Transcribe each line exactly.

#### Information given ####

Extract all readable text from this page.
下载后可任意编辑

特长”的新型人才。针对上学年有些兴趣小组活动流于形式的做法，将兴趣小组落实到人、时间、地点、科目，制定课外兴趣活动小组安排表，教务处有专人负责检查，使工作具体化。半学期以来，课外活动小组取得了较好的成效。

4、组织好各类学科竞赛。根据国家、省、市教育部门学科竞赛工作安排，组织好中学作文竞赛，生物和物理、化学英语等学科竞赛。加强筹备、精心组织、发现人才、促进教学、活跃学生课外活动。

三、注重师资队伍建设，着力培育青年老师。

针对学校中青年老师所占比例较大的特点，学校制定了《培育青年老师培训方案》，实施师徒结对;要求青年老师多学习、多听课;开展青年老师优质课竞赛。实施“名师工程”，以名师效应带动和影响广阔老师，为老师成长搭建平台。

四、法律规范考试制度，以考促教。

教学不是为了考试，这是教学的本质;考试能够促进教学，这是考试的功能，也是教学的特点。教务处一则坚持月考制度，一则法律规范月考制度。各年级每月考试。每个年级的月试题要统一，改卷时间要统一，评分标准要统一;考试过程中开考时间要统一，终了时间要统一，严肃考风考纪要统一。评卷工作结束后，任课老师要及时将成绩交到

####

• The output
Extract all readable text from this page.
下载后可任意编辑

特长”的新型人才。针对上学年有些兴趣小组活动流于形式的做法，将兴趣小组落实到人、时间、地点、科目，制定课外兴趣活动小组安排表，教务处有专人负责检查，使工作具体化。半学期以来，课外活动小组取得了较好的成效。

4、组织好各类学科竞赛。根据国家、省、市教育部门学科竞赛工作安排，组织好中学作文竞赛，生物和物理、化学英语等学科竞赛。加强筹备、精心组织、发现人才、促进教学、活跃学生课外活动。

三、注重师资队伍建设，着力培育青年老师。

针对学校中青年老师所占比例较大的特点，学校制定了《培育青年老师培训方案》，实施师徒结对;要求青年老师多学习、多听课;开展青年老师优质课竞赛。实施“名师工程”，以名师效应带动和影响广阔老师，为老师成长搭建平台。

四、法律规范考试制度，以考促教。

教学不是为了考试，这是教学的本质;考试能够促进教学，这是考试的功能，也是教学的特点。教务处一则坚持月考制度，一则法律规范月考制度。各年级每月考试。每个年级的月试题要统一，改卷时间要统一，评分标准要统一;考试过程中开考时间要统一，终了时间要统一，严肃考风考纪要统一。评卷工作结束后，任课老师要及时将成绩交到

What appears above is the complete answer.